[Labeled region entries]
####################
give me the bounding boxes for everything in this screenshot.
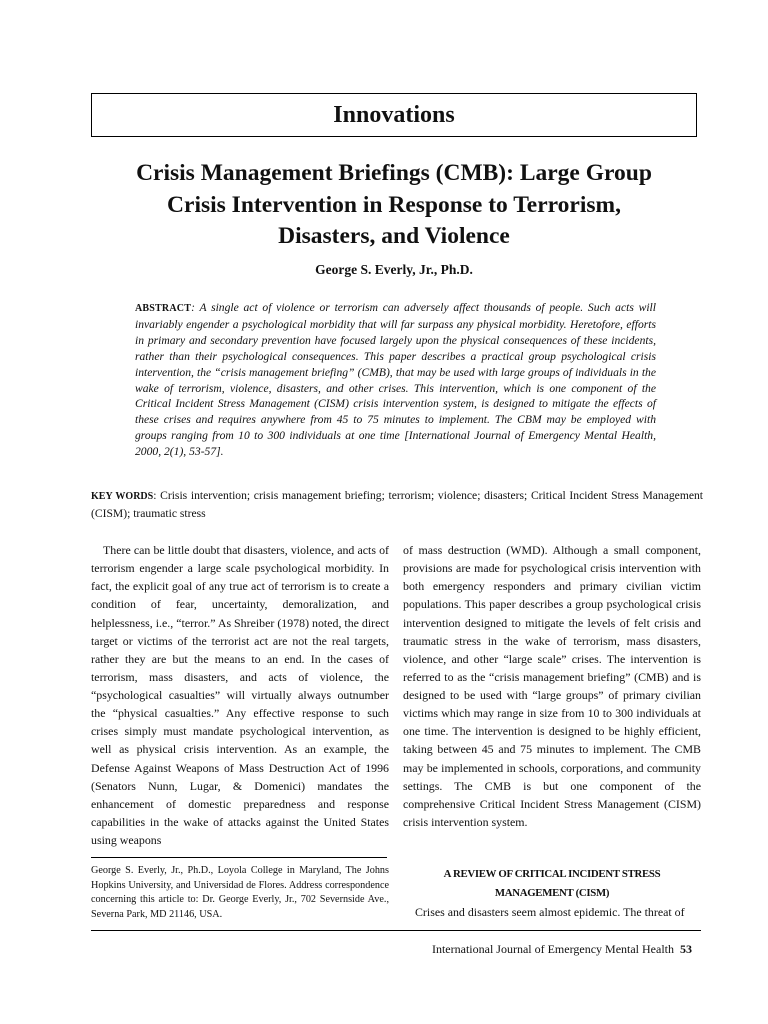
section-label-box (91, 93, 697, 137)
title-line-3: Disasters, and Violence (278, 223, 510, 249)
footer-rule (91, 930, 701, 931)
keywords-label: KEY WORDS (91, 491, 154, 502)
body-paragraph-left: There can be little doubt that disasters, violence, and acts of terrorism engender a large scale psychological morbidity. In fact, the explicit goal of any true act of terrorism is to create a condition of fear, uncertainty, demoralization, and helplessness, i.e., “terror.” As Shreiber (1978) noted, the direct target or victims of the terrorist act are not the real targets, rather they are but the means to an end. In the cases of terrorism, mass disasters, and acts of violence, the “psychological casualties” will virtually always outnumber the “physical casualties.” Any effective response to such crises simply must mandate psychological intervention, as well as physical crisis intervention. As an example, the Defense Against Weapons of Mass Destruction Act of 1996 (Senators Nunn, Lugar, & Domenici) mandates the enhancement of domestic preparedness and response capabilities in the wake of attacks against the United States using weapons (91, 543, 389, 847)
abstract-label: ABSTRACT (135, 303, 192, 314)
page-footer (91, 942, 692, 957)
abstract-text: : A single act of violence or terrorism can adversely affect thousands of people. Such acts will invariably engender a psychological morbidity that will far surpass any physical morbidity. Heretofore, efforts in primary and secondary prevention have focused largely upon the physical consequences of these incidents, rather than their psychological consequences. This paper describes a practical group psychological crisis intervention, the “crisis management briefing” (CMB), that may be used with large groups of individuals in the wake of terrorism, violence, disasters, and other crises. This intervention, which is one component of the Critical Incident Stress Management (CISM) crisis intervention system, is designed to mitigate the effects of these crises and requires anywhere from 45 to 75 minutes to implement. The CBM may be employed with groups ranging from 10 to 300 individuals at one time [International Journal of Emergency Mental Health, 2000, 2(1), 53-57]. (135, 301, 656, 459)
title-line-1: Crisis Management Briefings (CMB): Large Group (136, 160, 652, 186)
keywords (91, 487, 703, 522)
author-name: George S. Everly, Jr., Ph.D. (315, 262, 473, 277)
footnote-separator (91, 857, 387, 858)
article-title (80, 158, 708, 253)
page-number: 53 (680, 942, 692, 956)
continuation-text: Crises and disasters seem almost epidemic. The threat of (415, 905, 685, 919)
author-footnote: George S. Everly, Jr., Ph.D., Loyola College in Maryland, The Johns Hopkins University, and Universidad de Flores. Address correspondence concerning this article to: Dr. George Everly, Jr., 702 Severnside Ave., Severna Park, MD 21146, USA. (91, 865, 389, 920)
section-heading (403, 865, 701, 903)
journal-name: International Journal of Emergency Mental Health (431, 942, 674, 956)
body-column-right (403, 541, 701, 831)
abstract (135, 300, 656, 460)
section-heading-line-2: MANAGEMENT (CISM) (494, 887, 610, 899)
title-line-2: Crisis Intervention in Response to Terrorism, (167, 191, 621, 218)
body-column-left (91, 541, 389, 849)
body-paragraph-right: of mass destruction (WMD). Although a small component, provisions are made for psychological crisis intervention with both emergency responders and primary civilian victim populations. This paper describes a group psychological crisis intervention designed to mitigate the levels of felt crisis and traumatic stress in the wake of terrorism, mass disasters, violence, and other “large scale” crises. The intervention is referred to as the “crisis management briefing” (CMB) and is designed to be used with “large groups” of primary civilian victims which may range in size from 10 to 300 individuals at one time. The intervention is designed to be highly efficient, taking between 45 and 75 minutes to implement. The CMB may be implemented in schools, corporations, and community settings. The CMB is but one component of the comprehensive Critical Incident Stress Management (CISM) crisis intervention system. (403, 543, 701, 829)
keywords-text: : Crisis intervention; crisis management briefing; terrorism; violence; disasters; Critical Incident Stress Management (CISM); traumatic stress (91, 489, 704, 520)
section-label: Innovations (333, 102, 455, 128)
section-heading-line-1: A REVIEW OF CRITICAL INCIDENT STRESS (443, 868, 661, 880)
####################
Requirement.
Change every "screenshot" in the records to "page image" and write the lines out again with nothing else altered. Leave the pictures out.

Complete answer.
give me the bounding boxes for everything in this page image.
section-label-box (91, 93, 697, 137)
title-line-3: Disasters, and Violence (278, 223, 510, 249)
footer-rule (91, 930, 701, 931)
keywords-label: KEY WORDS (91, 491, 154, 502)
body-paragraph-left: There can be little doubt that disasters, violence, and acts of terrorism engender a large scale psychological morbidity. In fact, the explicit goal of any true act of terrorism is to create a condition of fear, uncertainty, demoralization, and helplessness, i.e., “terror.” As Shreiber (1978) noted, the direct target or victims of the terrorist act are not the real targets, rather they are but the means to an end. In the cases of terrorism, mass disasters, and acts of violence, the “psychological casualties” will virtually always outnumber the “physical casualties.” Any effective response to such crises simply must mandate psychological intervention, as well as physical crisis intervention. As an example, the Defense Against Weapons of Mass Destruction Act of 1996 (Senators Nunn, Lugar, & Domenici) mandates the enhancement of domestic preparedness and response capabilities in the wake of attacks against the United States using weapons (91, 543, 389, 847)
abstract-label: ABSTRACT (135, 303, 192, 314)
page-footer (91, 942, 692, 957)
abstract-text: : A single act of violence or terrorism can adversely affect thousands of people. Such acts will invariably engender a psychological morbidity that will far surpass any physical morbidity. Heretofore, efforts in primary and secondary prevention have focused largely upon the physical consequences of these incidents, rather than their psychological consequences. This paper describes a practical group psychological crisis intervention, the “crisis management briefing” (CMB), that may be used with large groups of individuals in the wake of terrorism, violence, disasters, and other crises. This intervention, which is one component of the Critical Incident Stress Management (CISM) crisis intervention system, is designed to mitigate the effects of these crises and requires anywhere from 45 to 75 minutes to implement. The CBM may be employed with groups ranging from 10 to 300 individuals at one time [International Journal of Emergency Mental Health, 2000, 2(1), 53-57]. (135, 301, 656, 459)
title-line-1: Crisis Management Briefings (CMB): Large Group (136, 160, 652, 186)
keywords (91, 487, 703, 522)
author-name: George S. Everly, Jr., Ph.D. (315, 262, 473, 277)
footnote-separator (91, 857, 387, 858)
article-title (80, 158, 708, 253)
page-number: 53 (680, 942, 692, 956)
continuation-text: Crises and disasters seem almost epidemic. The threat of (415, 905, 685, 919)
author-footnote: George S. Everly, Jr., Ph.D., Loyola College in Maryland, The Johns Hopkins University, and Universidad de Flores. Address correspondence concerning this article to: Dr. George Everly, Jr., 702 Severnside Ave., Severna Park, MD 21146, USA. (91, 865, 389, 920)
section-heading (403, 865, 701, 903)
journal-name: International Journal of Emergency Mental Health (431, 942, 674, 956)
body-column-right (403, 541, 701, 831)
abstract (135, 300, 656, 460)
section-heading-line-2: MANAGEMENT (CISM) (494, 887, 610, 899)
title-line-2: Crisis Intervention in Response to Terrorism, (167, 191, 621, 218)
body-column-left (91, 541, 389, 849)
body-paragraph-right: of mass destruction (WMD). Although a small component, provisions are made for psychological crisis intervention with both emergency responders and primary civilian victim populations. This paper describes a group psychological crisis intervention designed to mitigate the levels of felt crisis and traumatic stress in the wake of terrorism, mass disasters, violence, and other “large scale” crises. The intervention is referred to as the “crisis management briefing” (CMB) and is designed to be used with “large groups” of primary civilian victims which may range in size from 10 to 300 individuals at one time. The intervention is designed to be highly efficient, taking between 45 and 75 minutes to implement. The CMB may be implemented in schools, corporations, and community settings. The CMB is but one component of the comprehensive Critical Incident Stress Management (CISM) crisis intervention system. (403, 543, 701, 829)
keywords-text: : Crisis intervention; crisis management briefing; terrorism; violence; disasters; Critical Incident Stress Management (CISM); traumatic stress (91, 489, 704, 520)
section-label: Innovations (333, 102, 455, 128)
section-heading-line-1: A REVIEW OF CRITICAL INCIDENT STRESS (443, 868, 661, 880)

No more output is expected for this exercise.